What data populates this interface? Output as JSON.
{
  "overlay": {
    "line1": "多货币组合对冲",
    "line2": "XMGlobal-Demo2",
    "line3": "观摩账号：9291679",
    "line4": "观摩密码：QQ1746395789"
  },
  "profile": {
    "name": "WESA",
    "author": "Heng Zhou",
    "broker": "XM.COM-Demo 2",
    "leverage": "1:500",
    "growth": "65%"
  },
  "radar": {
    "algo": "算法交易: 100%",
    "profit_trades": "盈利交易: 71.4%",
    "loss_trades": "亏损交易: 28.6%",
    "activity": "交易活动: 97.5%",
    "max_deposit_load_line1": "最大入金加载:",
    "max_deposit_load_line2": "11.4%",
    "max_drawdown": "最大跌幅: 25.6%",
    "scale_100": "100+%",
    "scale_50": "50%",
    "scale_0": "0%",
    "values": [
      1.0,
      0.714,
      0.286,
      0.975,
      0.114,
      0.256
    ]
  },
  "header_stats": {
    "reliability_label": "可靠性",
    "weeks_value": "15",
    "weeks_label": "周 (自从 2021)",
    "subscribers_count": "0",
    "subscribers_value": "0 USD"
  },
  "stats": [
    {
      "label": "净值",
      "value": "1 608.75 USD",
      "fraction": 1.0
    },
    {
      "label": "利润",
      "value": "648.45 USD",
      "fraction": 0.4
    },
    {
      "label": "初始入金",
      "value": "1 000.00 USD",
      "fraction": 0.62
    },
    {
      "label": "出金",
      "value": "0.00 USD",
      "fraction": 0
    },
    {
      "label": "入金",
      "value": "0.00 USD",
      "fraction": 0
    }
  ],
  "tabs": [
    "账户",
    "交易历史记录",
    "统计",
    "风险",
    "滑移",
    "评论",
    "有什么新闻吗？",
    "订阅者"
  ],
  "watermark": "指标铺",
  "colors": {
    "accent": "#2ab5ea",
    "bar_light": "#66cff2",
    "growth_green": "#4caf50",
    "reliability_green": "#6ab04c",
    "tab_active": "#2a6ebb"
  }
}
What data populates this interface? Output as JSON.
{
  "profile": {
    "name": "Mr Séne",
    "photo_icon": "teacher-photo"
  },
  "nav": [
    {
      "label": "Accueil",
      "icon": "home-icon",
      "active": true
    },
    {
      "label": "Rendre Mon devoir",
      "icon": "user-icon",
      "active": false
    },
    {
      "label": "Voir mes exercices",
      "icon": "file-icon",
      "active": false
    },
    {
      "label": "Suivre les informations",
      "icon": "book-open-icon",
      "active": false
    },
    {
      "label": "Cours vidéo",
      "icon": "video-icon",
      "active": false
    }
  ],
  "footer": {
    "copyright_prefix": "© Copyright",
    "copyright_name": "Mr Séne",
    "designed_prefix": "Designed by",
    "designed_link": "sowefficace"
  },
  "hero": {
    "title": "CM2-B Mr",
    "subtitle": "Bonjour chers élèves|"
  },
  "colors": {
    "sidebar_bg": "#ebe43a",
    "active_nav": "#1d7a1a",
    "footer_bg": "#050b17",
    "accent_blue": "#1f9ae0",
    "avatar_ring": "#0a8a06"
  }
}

——

EXERCISE OBJECTIVE :: Transcribe each entry exactly.

THE RESPONSE ::
What data populates this interface? Output as JSON.
{
  "overlay": {
    "line1": "多货币组合对冲",
    "line2": "XMGlobal-Demo2",
    "line3": "观摩账号：9291679",
    "line4": "观摩密码：QQ1746395789"
  },
  "profile": {
    "name": "WESA",
    "author": "Heng Zhou",
    "broker": "XM.COM-Demo 2",
    "leverage": "1:500",
    "growth": "65%"
  },
  "radar": {
    "algo": "算法交易: 100%",
    "profit_trades": "盈利交易: 71.4%",
    "loss_trades": "亏损交易: 28.6%",
    "activity": "交易活动: 97.5%",
    "max_deposit_load_line1": "最大入金加载:",
    "max_deposit_load_line2": "11.4%",
    "max_drawdown": "最大跌幅: 25.6%",
    "scale_100": "100+%",
    "scale_50": "50%",
    "scale_0": "0%",
    "values": [
      1.0,
      0.714,
      0.286,
      0.975,
      0.114,
      0.256
    ]
  },
  "header_stats": {
    "reliability_label": "可靠性",
    "weeks_value": "15",
    "weeks_label": "周 (自从 2021)",
    "subscribers_count": "0",
    "subscribers_value": "0 USD"
  },
  "stats": [
    {
      "label": "净值",
      "value": "1 608.75 USD",
      "fraction": 1.0
    },
    {
      "label": "利润",
      "value": "648.45 USD",
      "fraction": 0.4
    },
    {
      "label": "初始入金",
      "value": "1 000.00 USD",
      "fraction": 0.62
    },
    {
      "label": "出金",
      "value": "0.00 USD",
      "fraction": 0
    },
    {
      "label": "入金",
      "value": "0.00 USD",
      "fraction": 0
    }
  ],
  "tabs": [
    "账户",
    "交易历史记录",
    "统计",
    "风险",
    "滑移",
    "评论",
    "有什么新闻吗？",
    "订阅者"
  ],
  "watermark": "指标铺",
  "colors": {
    "accent": "#2ab5ea",
    "bar_light": "#66cff2",
    "growth_green": "#4caf50",
    "reliability_green": "#6ab04c",
    "tab_active": "#2a6ebb"
  }
}
What data populates this interface? Output as JSON.
{
  "profile": {
    "name": "Mr Séne",
    "photo_icon": "teacher-photo"
  },
  "nav": [
    {
      "label": "Accueil",
      "icon": "home-icon",
      "active": true
    },
    {
      "label": "Rendre Mon devoir",
      "icon": "user-icon",
      "active": false
    },
    {
      "label": "Voir mes exercices",
      "icon": "file-icon",
      "active": false
    },
    {
      "label": "Suivre les informations",
      "icon": "book-open-icon",
      "active": false
    },
    {
      "label": "Cours vidéo",
      "icon": "video-icon",
      "active": false
    }
  ],
  "footer": {
    "copyright_prefix": "© Copyright",
    "copyright_name": "Mr Séne",
    "designed_prefix": "Designed by",
    "designed_link": "sowefficace"
  },
  "hero": {
    "title": "CM2-B Mr",
    "subtitle": "Bonjour chers élèves|"
  },
  "colors": {
    "sidebar_bg": "#ebe43a",
    "active_nav": "#1d7a1a",
    "footer_bg": "#050b17",
    "accent_blue": "#1f9ae0",
    "avatar_ring": "#0a8a06"
  }
}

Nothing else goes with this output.